***** Dataset excerpts

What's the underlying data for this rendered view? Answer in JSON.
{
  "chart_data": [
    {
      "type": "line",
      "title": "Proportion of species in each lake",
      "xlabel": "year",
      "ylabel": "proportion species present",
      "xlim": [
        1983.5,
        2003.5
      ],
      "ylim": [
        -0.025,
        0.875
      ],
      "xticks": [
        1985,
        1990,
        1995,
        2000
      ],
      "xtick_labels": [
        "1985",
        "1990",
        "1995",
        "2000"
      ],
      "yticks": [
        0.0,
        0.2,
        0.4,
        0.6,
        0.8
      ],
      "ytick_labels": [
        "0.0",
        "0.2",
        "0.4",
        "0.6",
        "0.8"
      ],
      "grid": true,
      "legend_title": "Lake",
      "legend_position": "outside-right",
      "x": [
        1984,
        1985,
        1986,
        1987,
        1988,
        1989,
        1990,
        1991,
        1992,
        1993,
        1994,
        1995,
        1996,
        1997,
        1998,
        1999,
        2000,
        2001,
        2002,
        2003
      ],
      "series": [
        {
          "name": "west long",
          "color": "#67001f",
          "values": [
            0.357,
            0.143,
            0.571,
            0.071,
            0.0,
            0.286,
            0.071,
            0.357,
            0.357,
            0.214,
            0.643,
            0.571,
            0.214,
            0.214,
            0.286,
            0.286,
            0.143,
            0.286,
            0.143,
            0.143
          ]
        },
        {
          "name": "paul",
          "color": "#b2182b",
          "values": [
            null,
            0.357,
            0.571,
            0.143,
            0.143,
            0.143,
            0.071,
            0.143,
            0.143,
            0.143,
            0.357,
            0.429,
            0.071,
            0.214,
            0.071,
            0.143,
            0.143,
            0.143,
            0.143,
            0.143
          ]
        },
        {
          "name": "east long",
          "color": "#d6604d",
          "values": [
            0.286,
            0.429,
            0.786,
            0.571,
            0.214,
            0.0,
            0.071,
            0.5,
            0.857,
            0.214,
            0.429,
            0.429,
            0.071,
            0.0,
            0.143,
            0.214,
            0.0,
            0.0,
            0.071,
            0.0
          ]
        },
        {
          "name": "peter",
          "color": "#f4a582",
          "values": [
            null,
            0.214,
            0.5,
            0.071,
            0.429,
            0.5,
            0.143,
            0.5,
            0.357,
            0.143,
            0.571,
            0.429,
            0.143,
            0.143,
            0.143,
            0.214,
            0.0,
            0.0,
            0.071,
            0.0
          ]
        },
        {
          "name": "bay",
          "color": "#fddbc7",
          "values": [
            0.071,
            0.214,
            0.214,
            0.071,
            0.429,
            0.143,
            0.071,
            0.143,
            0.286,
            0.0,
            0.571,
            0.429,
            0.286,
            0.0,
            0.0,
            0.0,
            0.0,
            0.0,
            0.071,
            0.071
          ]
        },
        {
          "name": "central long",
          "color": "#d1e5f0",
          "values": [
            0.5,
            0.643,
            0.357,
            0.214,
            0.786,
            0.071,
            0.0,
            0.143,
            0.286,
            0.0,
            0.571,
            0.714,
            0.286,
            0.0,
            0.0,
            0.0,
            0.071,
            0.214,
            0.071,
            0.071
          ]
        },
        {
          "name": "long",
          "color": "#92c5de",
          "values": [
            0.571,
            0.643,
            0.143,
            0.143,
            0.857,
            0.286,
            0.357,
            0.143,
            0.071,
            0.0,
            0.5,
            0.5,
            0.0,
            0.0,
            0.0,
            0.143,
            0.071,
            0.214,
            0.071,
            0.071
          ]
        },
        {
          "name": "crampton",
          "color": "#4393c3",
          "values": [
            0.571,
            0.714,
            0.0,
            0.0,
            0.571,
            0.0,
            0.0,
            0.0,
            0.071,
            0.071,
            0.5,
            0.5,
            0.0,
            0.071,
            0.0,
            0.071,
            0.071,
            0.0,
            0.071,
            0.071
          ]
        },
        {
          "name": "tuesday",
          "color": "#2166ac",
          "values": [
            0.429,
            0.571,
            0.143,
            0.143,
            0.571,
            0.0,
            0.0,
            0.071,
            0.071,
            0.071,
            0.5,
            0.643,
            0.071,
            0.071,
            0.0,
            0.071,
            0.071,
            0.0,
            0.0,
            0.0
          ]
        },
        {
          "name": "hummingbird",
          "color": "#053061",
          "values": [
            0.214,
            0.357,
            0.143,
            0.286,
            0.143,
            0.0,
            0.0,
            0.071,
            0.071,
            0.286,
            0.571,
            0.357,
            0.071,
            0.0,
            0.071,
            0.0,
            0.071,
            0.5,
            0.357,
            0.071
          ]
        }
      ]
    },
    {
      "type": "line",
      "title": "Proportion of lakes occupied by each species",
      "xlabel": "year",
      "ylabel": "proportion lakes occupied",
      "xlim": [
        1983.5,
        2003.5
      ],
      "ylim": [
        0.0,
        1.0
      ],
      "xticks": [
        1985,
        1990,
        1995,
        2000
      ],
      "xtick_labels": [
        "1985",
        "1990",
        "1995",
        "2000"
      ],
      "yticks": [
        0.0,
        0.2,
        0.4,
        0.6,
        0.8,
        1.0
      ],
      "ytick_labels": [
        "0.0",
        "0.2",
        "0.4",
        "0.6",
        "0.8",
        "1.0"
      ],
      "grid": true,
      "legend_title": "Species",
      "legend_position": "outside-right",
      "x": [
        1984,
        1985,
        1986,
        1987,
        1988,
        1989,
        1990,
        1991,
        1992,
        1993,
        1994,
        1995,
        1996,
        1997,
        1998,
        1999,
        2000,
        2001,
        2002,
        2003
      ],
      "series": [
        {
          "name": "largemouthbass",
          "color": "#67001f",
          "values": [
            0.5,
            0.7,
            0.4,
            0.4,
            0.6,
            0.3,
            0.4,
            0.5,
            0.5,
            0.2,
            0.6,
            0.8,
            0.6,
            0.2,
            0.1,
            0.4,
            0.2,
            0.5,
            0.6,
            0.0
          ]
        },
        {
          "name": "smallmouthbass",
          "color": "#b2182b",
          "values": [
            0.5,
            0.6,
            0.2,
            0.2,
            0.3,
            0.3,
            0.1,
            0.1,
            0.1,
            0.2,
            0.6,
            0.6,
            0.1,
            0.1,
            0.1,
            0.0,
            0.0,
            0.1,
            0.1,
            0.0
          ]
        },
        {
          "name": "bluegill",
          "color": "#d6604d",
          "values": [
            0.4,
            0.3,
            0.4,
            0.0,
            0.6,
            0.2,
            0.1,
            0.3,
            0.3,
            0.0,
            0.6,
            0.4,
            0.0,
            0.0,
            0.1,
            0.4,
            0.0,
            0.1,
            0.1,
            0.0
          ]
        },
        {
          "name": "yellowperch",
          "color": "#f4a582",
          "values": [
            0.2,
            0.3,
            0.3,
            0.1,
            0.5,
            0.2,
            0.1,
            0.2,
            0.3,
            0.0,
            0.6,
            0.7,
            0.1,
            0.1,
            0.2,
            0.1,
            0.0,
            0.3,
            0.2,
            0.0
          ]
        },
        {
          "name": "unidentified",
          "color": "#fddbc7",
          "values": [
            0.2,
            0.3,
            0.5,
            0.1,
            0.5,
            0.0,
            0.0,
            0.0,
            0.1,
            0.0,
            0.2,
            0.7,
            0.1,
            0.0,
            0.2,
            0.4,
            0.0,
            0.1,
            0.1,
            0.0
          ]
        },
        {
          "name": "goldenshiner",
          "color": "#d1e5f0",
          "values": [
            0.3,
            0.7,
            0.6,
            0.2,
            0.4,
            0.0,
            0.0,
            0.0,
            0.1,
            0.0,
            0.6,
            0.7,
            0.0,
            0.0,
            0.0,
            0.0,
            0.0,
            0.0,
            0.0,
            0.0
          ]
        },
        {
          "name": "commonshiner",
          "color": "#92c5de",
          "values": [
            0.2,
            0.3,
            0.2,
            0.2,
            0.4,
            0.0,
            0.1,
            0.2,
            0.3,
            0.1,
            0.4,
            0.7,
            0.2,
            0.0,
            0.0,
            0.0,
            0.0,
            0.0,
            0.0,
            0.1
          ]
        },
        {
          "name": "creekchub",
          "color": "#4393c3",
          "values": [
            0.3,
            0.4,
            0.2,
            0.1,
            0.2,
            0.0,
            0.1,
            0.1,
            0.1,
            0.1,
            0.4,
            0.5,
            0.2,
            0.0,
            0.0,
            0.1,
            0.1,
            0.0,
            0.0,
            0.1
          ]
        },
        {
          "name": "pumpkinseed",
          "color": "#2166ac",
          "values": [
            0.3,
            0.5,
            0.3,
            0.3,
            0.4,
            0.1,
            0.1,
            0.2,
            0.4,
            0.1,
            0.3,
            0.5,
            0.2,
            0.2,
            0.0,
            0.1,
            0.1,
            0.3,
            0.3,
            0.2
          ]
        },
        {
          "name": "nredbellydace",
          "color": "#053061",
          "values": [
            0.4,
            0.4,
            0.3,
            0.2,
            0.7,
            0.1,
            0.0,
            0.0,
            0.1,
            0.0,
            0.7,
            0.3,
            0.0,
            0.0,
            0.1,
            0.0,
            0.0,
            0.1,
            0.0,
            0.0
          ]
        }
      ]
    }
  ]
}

**********

**To do:** Scan the records above for the string "lakes", then report every line that contains it.

**The reply:**
      "title": "Proportion of lakes occupied by each species",
      "ylabel": "proportion lakes occupied",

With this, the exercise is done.